> _Exercise description_:
Across the listing, tally the lines in which the word "binding" occurs, then report the tally alone.

--

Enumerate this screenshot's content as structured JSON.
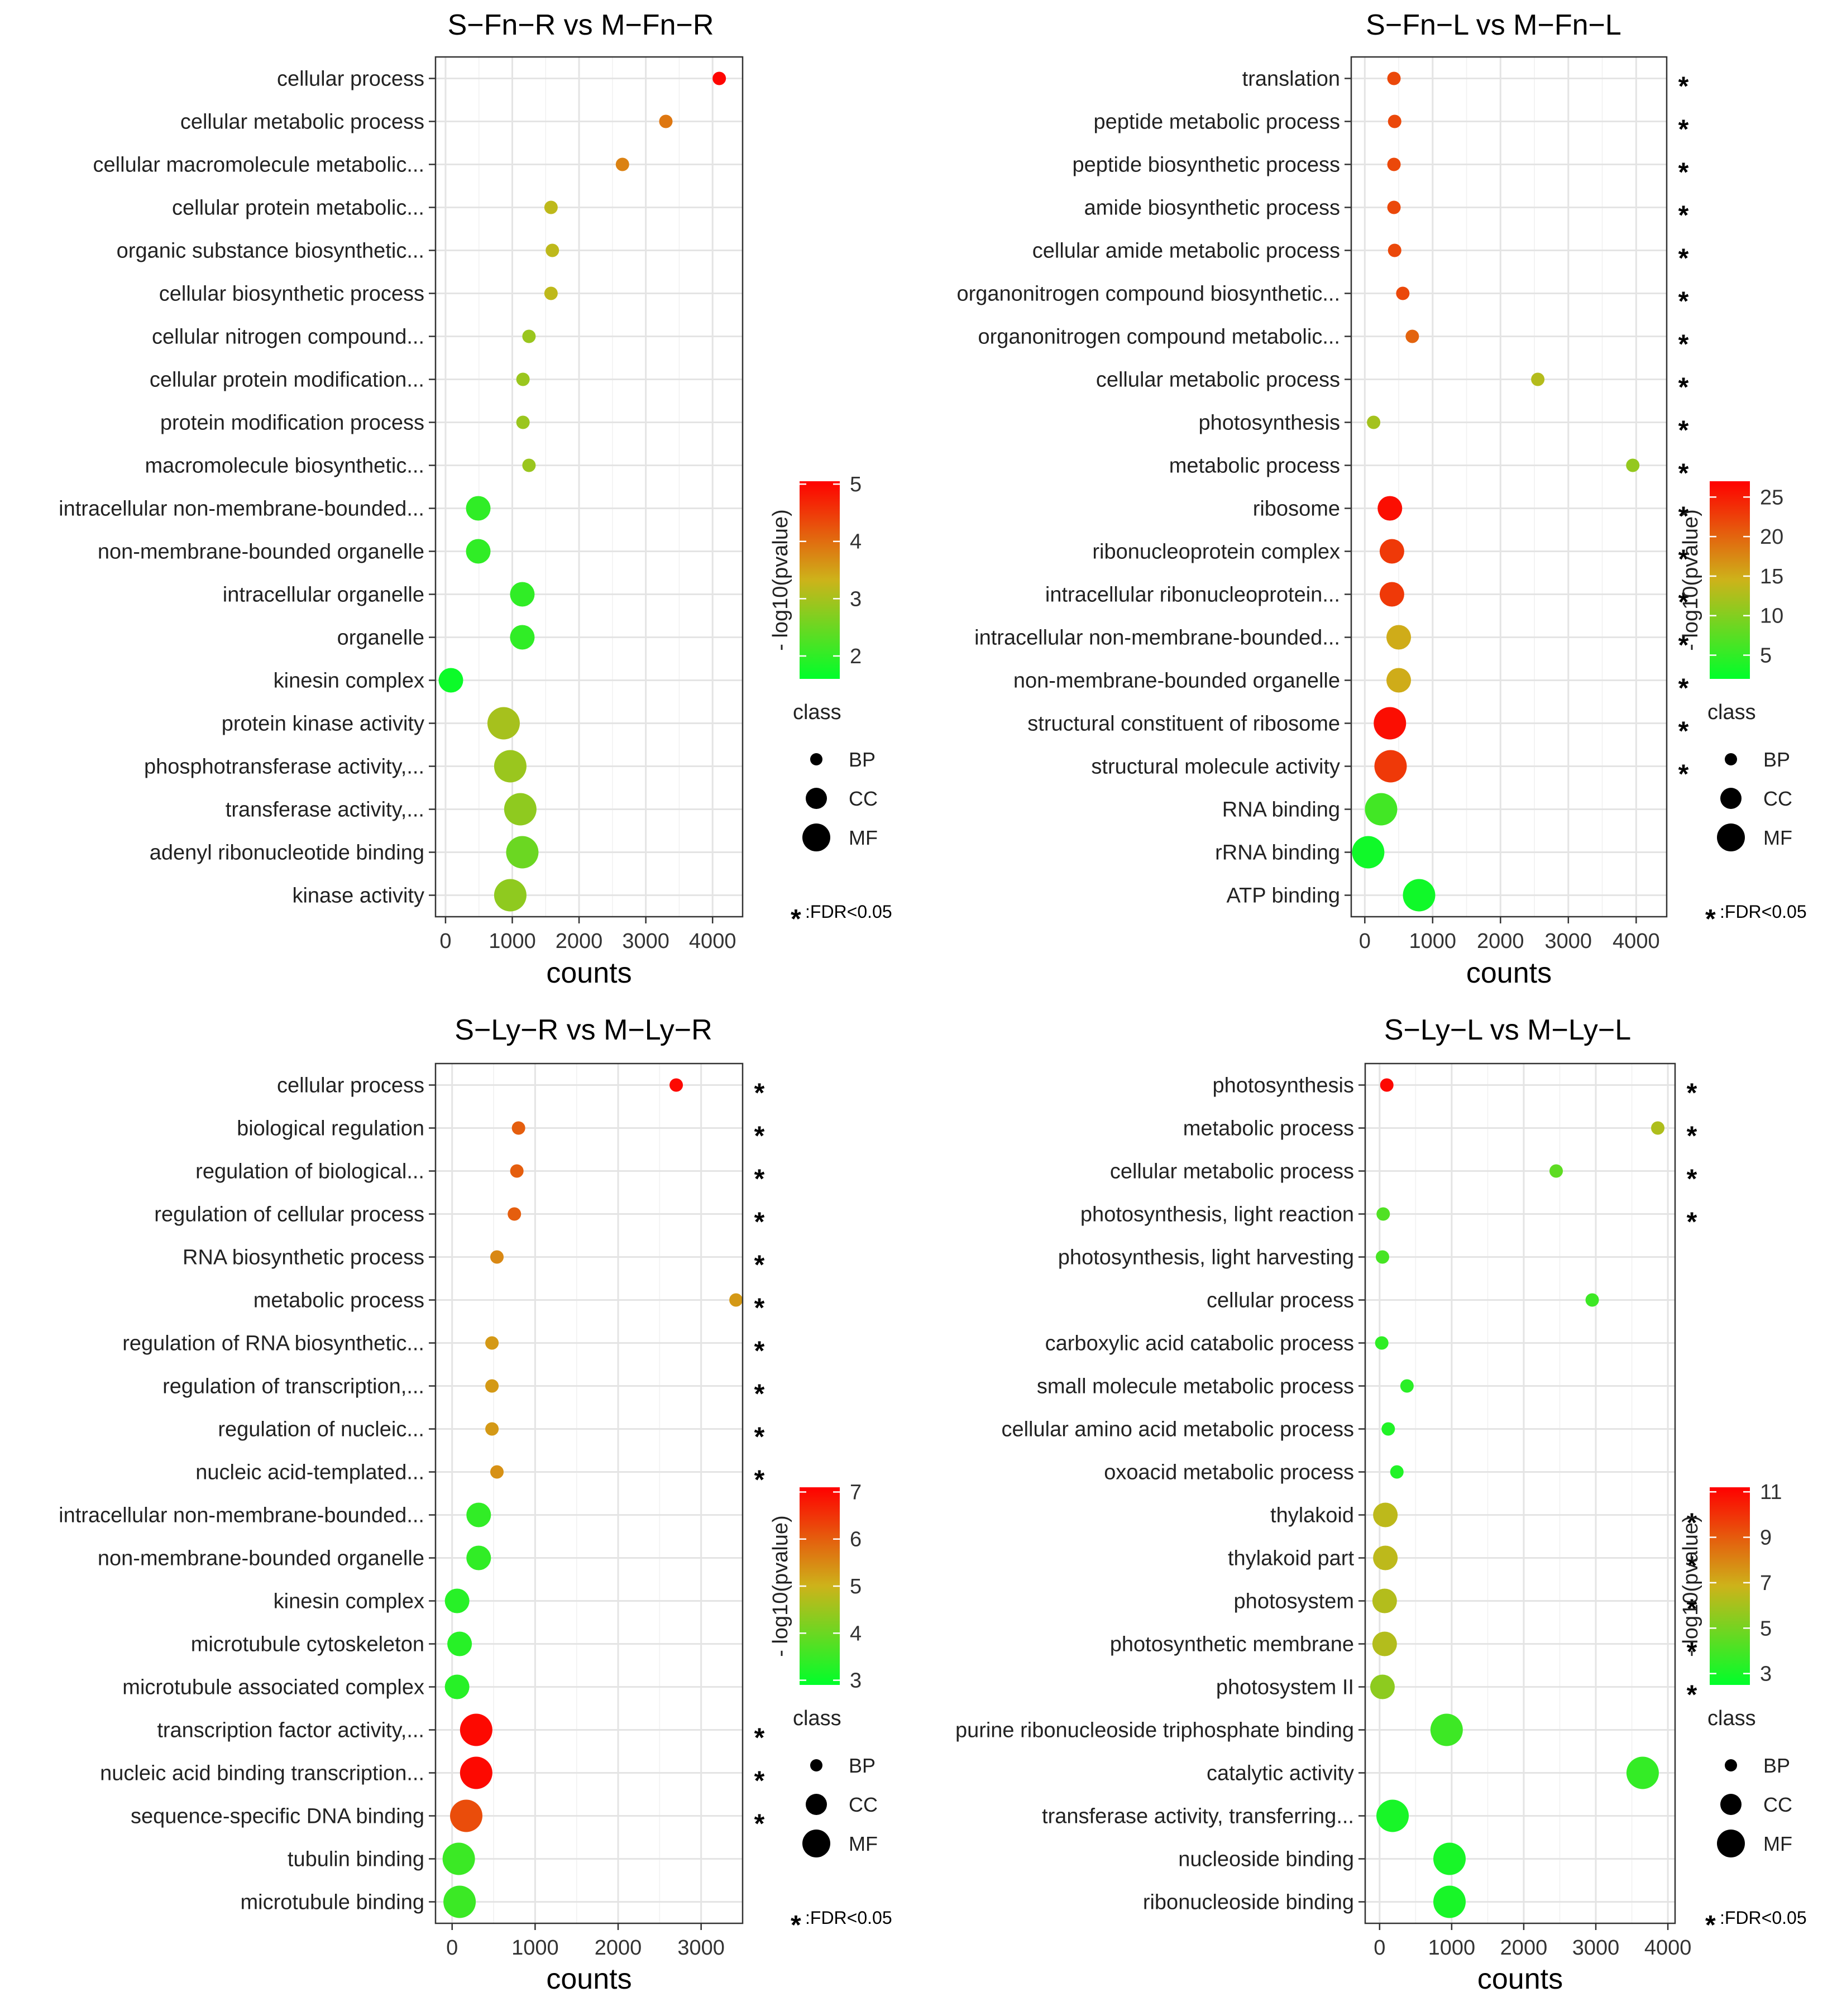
{
  "chart_data": [
    {
      "type": "scatter",
      "title": "S−Fn−R vs M−Fn−R",
      "xlabel": "counts",
      "xlim": [
        -150,
        4450
      ],
      "xticks": [
        0,
        1000,
        2000,
        3000,
        4000
      ],
      "color_label": "- log10(pvalue)",
      "color_range": [
        1.6,
        5.05
      ],
      "color_ticks": [
        2,
        3,
        4,
        5
      ],
      "size_legend": {
        "title": "class",
        "items": [
          "BP",
          "CC",
          "MF"
        ]
      },
      "fdr_note": ":FDR<0.05",
      "points": [
        {
          "term": "cellular process",
          "count": 4100,
          "pvalue": 5.0,
          "class": "BP",
          "fdr": false
        },
        {
          "term": "cellular metabolic process",
          "count": 3300,
          "pvalue": 3.9,
          "class": "BP",
          "fdr": false
        },
        {
          "term": "cellular macromolecule metabolic...",
          "count": 2650,
          "pvalue": 3.8,
          "class": "BP",
          "fdr": false
        },
        {
          "term": "cellular protein metabolic...",
          "count": 1580,
          "pvalue": 3.2,
          "class": "BP",
          "fdr": false
        },
        {
          "term": "organic substance biosynthetic...",
          "count": 1600,
          "pvalue": 3.2,
          "class": "BP",
          "fdr": false
        },
        {
          "term": "cellular biosynthetic process",
          "count": 1580,
          "pvalue": 3.2,
          "class": "BP",
          "fdr": false
        },
        {
          "term": "cellular nitrogen compound...",
          "count": 1250,
          "pvalue": 2.9,
          "class": "BP",
          "fdr": false
        },
        {
          "term": "cellular protein modification...",
          "count": 1160,
          "pvalue": 2.9,
          "class": "BP",
          "fdr": false
        },
        {
          "term": "protein modification process",
          "count": 1160,
          "pvalue": 2.9,
          "class": "BP",
          "fdr": false
        },
        {
          "term": "macromolecule biosynthetic...",
          "count": 1250,
          "pvalue": 2.9,
          "class": "BP",
          "fdr": false
        },
        {
          "term": "intracellular non-membrane-bounded...",
          "count": 490,
          "pvalue": 2.0,
          "class": "CC",
          "fdr": false
        },
        {
          "term": "non-membrane-bounded organelle",
          "count": 490,
          "pvalue": 2.0,
          "class": "CC",
          "fdr": false
        },
        {
          "term": "intracellular organelle",
          "count": 1150,
          "pvalue": 2.0,
          "class": "CC",
          "fdr": false
        },
        {
          "term": "organelle",
          "count": 1150,
          "pvalue": 2.0,
          "class": "CC",
          "fdr": false
        },
        {
          "term": "kinesin complex",
          "count": 80,
          "pvalue": 1.7,
          "class": "CC",
          "fdr": false
        },
        {
          "term": "protein kinase activity",
          "count": 870,
          "pvalue": 3.0,
          "class": "MF",
          "fdr": false
        },
        {
          "term": "phosphotransferase activity,...",
          "count": 970,
          "pvalue": 2.9,
          "class": "MF",
          "fdr": false
        },
        {
          "term": "transferase activity,...",
          "count": 1120,
          "pvalue": 2.8,
          "class": "MF",
          "fdr": false
        },
        {
          "term": "adenyl ribonucleotide binding",
          "count": 1150,
          "pvalue": 2.5,
          "class": "MF",
          "fdr": false
        },
        {
          "term": "kinase activity",
          "count": 970,
          "pvalue": 2.8,
          "class": "MF",
          "fdr": false
        }
      ]
    },
    {
      "type": "scatter",
      "title": "S−Fn−L vs M−Fn−L",
      "xlabel": "counts",
      "xlim": [
        -200,
        4450
      ],
      "xticks": [
        0,
        1000,
        2000,
        3000,
        4000
      ],
      "color_label": "- log10(pvalue)",
      "color_range": [
        2,
        27
      ],
      "color_ticks": [
        5,
        10,
        15,
        20,
        25
      ],
      "size_legend": {
        "title": "class",
        "items": [
          "BP",
          "CC",
          "MF"
        ]
      },
      "fdr_note": ":FDR<0.05",
      "points": [
        {
          "term": "translation",
          "count": 430,
          "pvalue": 22,
          "class": "BP",
          "fdr": true
        },
        {
          "term": "peptide metabolic process",
          "count": 440,
          "pvalue": 22,
          "class": "BP",
          "fdr": true
        },
        {
          "term": "peptide biosynthetic process",
          "count": 430,
          "pvalue": 22,
          "class": "BP",
          "fdr": true
        },
        {
          "term": "amide biosynthetic process",
          "count": 430,
          "pvalue": 22,
          "class": "BP",
          "fdr": true
        },
        {
          "term": "cellular amide metabolic process",
          "count": 440,
          "pvalue": 22,
          "class": "BP",
          "fdr": true
        },
        {
          "term": "organonitrogen compound biosynthetic...",
          "count": 560,
          "pvalue": 22,
          "class": "BP",
          "fdr": true
        },
        {
          "term": "organonitrogen compound metabolic...",
          "count": 700,
          "pvalue": 20,
          "class": "BP",
          "fdr": true
        },
        {
          "term": "cellular metabolic process",
          "count": 2550,
          "pvalue": 13,
          "class": "BP",
          "fdr": true
        },
        {
          "term": "photosynthesis",
          "count": 130,
          "pvalue": 12,
          "class": "BP",
          "fdr": true
        },
        {
          "term": "metabolic process",
          "count": 3950,
          "pvalue": 11,
          "class": "BP",
          "fdr": true
        },
        {
          "term": "ribosome",
          "count": 370,
          "pvalue": 26,
          "class": "CC",
          "fdr": true
        },
        {
          "term": "ribonucleoprotein complex",
          "count": 400,
          "pvalue": 23,
          "class": "CC",
          "fdr": true
        },
        {
          "term": "intracellular ribonucleoprotein...",
          "count": 400,
          "pvalue": 23,
          "class": "CC",
          "fdr": true
        },
        {
          "term": "intracellular non-membrane-bounded...",
          "count": 500,
          "pvalue": 15,
          "class": "CC",
          "fdr": true
        },
        {
          "term": "non-membrane-bounded organelle",
          "count": 500,
          "pvalue": 15,
          "class": "CC",
          "fdr": true
        },
        {
          "term": "structural constituent of ribosome",
          "count": 370,
          "pvalue": 26,
          "class": "MF",
          "fdr": true
        },
        {
          "term": "structural molecule activity",
          "count": 380,
          "pvalue": 23,
          "class": "MF",
          "fdr": true
        },
        {
          "term": "RNA binding",
          "count": 240,
          "pvalue": 6,
          "class": "MF",
          "fdr": false
        },
        {
          "term": "rRNA binding",
          "count": 50,
          "pvalue": 3,
          "class": "MF",
          "fdr": false
        },
        {
          "term": "ATP binding",
          "count": 800,
          "pvalue": 3,
          "class": "MF",
          "fdr": false
        }
      ]
    },
    {
      "type": "scatter",
      "title": "S−Ly−R vs M−Ly−R",
      "xlabel": "counts",
      "xlim": [
        -200,
        3500
      ],
      "xticks": [
        0,
        1000,
        2000,
        3000
      ],
      "color_label": "- log10(pvalue)",
      "color_range": [
        2.9,
        7.1
      ],
      "color_ticks": [
        3,
        4,
        5,
        6,
        7
      ],
      "size_legend": {
        "title": "class",
        "items": [
          "BP",
          "CC",
          "MF"
        ]
      },
      "fdr_note": ":FDR<0.05",
      "points": [
        {
          "term": "cellular process",
          "count": 2700,
          "pvalue": 7.0,
          "class": "BP",
          "fdr": true
        },
        {
          "term": "biological regulation",
          "count": 800,
          "pvalue": 6.0,
          "class": "BP",
          "fdr": true
        },
        {
          "term": "regulation of biological...",
          "count": 780,
          "pvalue": 6.0,
          "class": "BP",
          "fdr": true
        },
        {
          "term": "regulation of cellular process",
          "count": 750,
          "pvalue": 6.0,
          "class": "BP",
          "fdr": true
        },
        {
          "term": "RNA biosynthetic process",
          "count": 540,
          "pvalue": 5.5,
          "class": "BP",
          "fdr": true
        },
        {
          "term": "metabolic process",
          "count": 3420,
          "pvalue": 5.3,
          "class": "BP",
          "fdr": true
        },
        {
          "term": "regulation of RNA biosynthetic...",
          "count": 480,
          "pvalue": 5.3,
          "class": "BP",
          "fdr": true
        },
        {
          "term": "regulation of transcription,...",
          "count": 480,
          "pvalue": 5.3,
          "class": "BP",
          "fdr": true
        },
        {
          "term": "regulation of nucleic...",
          "count": 480,
          "pvalue": 5.3,
          "class": "BP",
          "fdr": true
        },
        {
          "term": "nucleic acid-templated...",
          "count": 540,
          "pvalue": 5.4,
          "class": "BP",
          "fdr": true
        },
        {
          "term": "intracellular non-membrane-bounded...",
          "count": 320,
          "pvalue": 3.4,
          "class": "CC",
          "fdr": false
        },
        {
          "term": "non-membrane-bounded organelle",
          "count": 320,
          "pvalue": 3.4,
          "class": "CC",
          "fdr": false
        },
        {
          "term": "kinesin complex",
          "count": 60,
          "pvalue": 3.3,
          "class": "CC",
          "fdr": false
        },
        {
          "term": "microtubule cytoskeleton",
          "count": 90,
          "pvalue": 3.3,
          "class": "CC",
          "fdr": false
        },
        {
          "term": "microtubule associated complex",
          "count": 60,
          "pvalue": 3.3,
          "class": "CC",
          "fdr": false
        },
        {
          "term": "transcription factor activity,...",
          "count": 290,
          "pvalue": 7.0,
          "class": "MF",
          "fdr": true
        },
        {
          "term": "nucleic acid binding transcription...",
          "count": 290,
          "pvalue": 7.0,
          "class": "MF",
          "fdr": true
        },
        {
          "term": "sequence-specific DNA binding",
          "count": 170,
          "pvalue": 6.2,
          "class": "MF",
          "fdr": true
        },
        {
          "term": "tubulin binding",
          "count": 80,
          "pvalue": 3.5,
          "class": "MF",
          "fdr": false
        },
        {
          "term": "microtubule binding",
          "count": 90,
          "pvalue": 3.5,
          "class": "MF",
          "fdr": false
        }
      ]
    },
    {
      "type": "scatter",
      "title": "S−Ly−L vs M−Ly−L",
      "xlabel": "counts",
      "xlim": [
        -200,
        4100
      ],
      "xticks": [
        0,
        1000,
        2000,
        3000,
        4000
      ],
      "color_label": "- log10(pvalue)",
      "color_range": [
        2.5,
        11.2
      ],
      "color_ticks": [
        3,
        5,
        7,
        9,
        11
      ],
      "size_legend": {
        "title": "class",
        "items": [
          "BP",
          "CC",
          "MF"
        ]
      },
      "fdr_note": ":FDR<0.05",
      "points": [
        {
          "term": "photosynthesis",
          "count": 100,
          "pvalue": 11,
          "class": "BP",
          "fdr": true
        },
        {
          "term": "metabolic process",
          "count": 3860,
          "pvalue": 6.2,
          "class": "BP",
          "fdr": true
        },
        {
          "term": "cellular metabolic process",
          "count": 2450,
          "pvalue": 4.5,
          "class": "BP",
          "fdr": true
        },
        {
          "term": "photosynthesis, light reaction",
          "count": 50,
          "pvalue": 4.2,
          "class": "BP",
          "fdr": true
        },
        {
          "term": "photosynthesis, light harvesting",
          "count": 40,
          "pvalue": 4.0,
          "class": "BP",
          "fdr": false
        },
        {
          "term": "cellular process",
          "count": 2950,
          "pvalue": 3.8,
          "class": "BP",
          "fdr": false
        },
        {
          "term": "carboxylic acid catabolic process",
          "count": 30,
          "pvalue": 3.5,
          "class": "BP",
          "fdr": false
        },
        {
          "term": "small molecule metabolic process",
          "count": 380,
          "pvalue": 3.4,
          "class": "BP",
          "fdr": false
        },
        {
          "term": "cellular amino acid metabolic process",
          "count": 120,
          "pvalue": 3.2,
          "class": "BP",
          "fdr": false
        },
        {
          "term": "oxoacid metabolic process",
          "count": 240,
          "pvalue": 3.2,
          "class": "BP",
          "fdr": false
        },
        {
          "term": "thylakoid",
          "count": 80,
          "pvalue": 6.5,
          "class": "CC",
          "fdr": true
        },
        {
          "term": "thylakoid part",
          "count": 80,
          "pvalue": 6.5,
          "class": "CC",
          "fdr": true
        },
        {
          "term": "photosystem",
          "count": 70,
          "pvalue": 6.3,
          "class": "CC",
          "fdr": true
        },
        {
          "term": "photosynthetic membrane",
          "count": 70,
          "pvalue": 6.3,
          "class": "CC",
          "fdr": true
        },
        {
          "term": "photosystem II",
          "count": 40,
          "pvalue": 5.5,
          "class": "CC",
          "fdr": true
        },
        {
          "term": "purine ribonucleoside triphosphate binding",
          "count": 930,
          "pvalue": 3.8,
          "class": "MF",
          "fdr": false
        },
        {
          "term": "catalytic activity",
          "count": 3650,
          "pvalue": 3.6,
          "class": "MF",
          "fdr": false
        },
        {
          "term": "transferase activity, transferring...",
          "count": 180,
          "pvalue": 3.0,
          "class": "MF",
          "fdr": false
        },
        {
          "term": "nucleoside binding",
          "count": 970,
          "pvalue": 3.0,
          "class": "MF",
          "fdr": false
        },
        {
          "term": "ribonucleoside binding",
          "count": 970,
          "pvalue": 3.0,
          "class": "MF",
          "fdr": false
        }
      ]
    }
  ]
}
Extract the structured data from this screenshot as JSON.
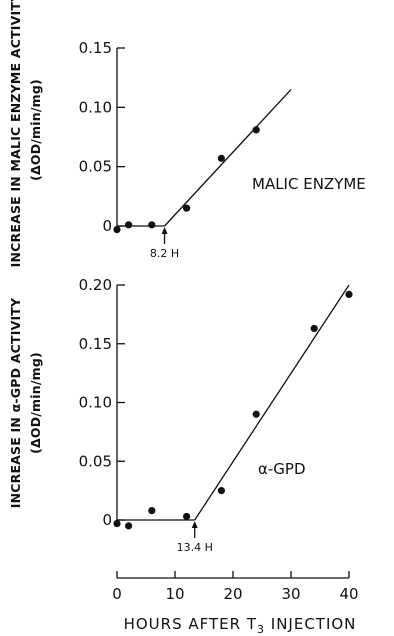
{
  "chart_data": [
    {
      "type": "scatter",
      "ylabel_line1": "INCREASE IN MALIC ENZYME ACTIVITY",
      "ylabel_line2": "(ΔOD/min/mg)",
      "series_label": "MALIC ENZYME",
      "x": [
        0,
        2,
        6,
        12,
        18,
        24
      ],
      "y": [
        -0.003,
        0.001,
        0.001,
        0.015,
        0.057,
        0.081
      ],
      "fit_line": {
        "x": [
          0,
          8.2,
          30
        ],
        "y": [
          0,
          0,
          0.115
        ]
      },
      "annotation": {
        "label": "8.2 H",
        "x": 8.2
      },
      "xlim": [
        0,
        40
      ],
      "ylim": [
        0,
        0.15
      ],
      "yticks": [
        0,
        0.05,
        0.1,
        0.15
      ],
      "ytick_labels": [
        "0",
        "0.05",
        "0.10",
        "0.15"
      ]
    },
    {
      "type": "scatter",
      "ylabel_line1": "INCREASE IN α-GPD ACTIVITY",
      "ylabel_line2": "(ΔOD/min/mg)",
      "series_label": "α-GPD",
      "x": [
        0,
        2,
        6,
        12,
        18,
        24,
        34,
        40
      ],
      "y": [
        -0.003,
        -0.005,
        0.008,
        0.003,
        0.025,
        0.09,
        0.163,
        0.192
      ],
      "fit_line": {
        "x": [
          0,
          13.4,
          40
        ],
        "y": [
          0,
          0,
          0.2
        ]
      },
      "annotation": {
        "label": "13.4 H",
        "x": 13.4
      },
      "xlim": [
        0,
        40
      ],
      "ylim": [
        0,
        0.2
      ],
      "yticks": [
        0,
        0.05,
        0.1,
        0.15,
        0.2
      ],
      "ytick_labels": [
        "0",
        "0.05",
        "0.10",
        "0.15",
        "0.20"
      ]
    }
  ],
  "x_axis": {
    "ticks": [
      0,
      10,
      20,
      30,
      40
    ],
    "tick_labels": [
      "0",
      "10",
      "20",
      "30",
      "40"
    ],
    "label_part1": "HOURS AFTER T",
    "label_sub": "3",
    "label_part2": " INJECTION"
  }
}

--

> _Output_:
11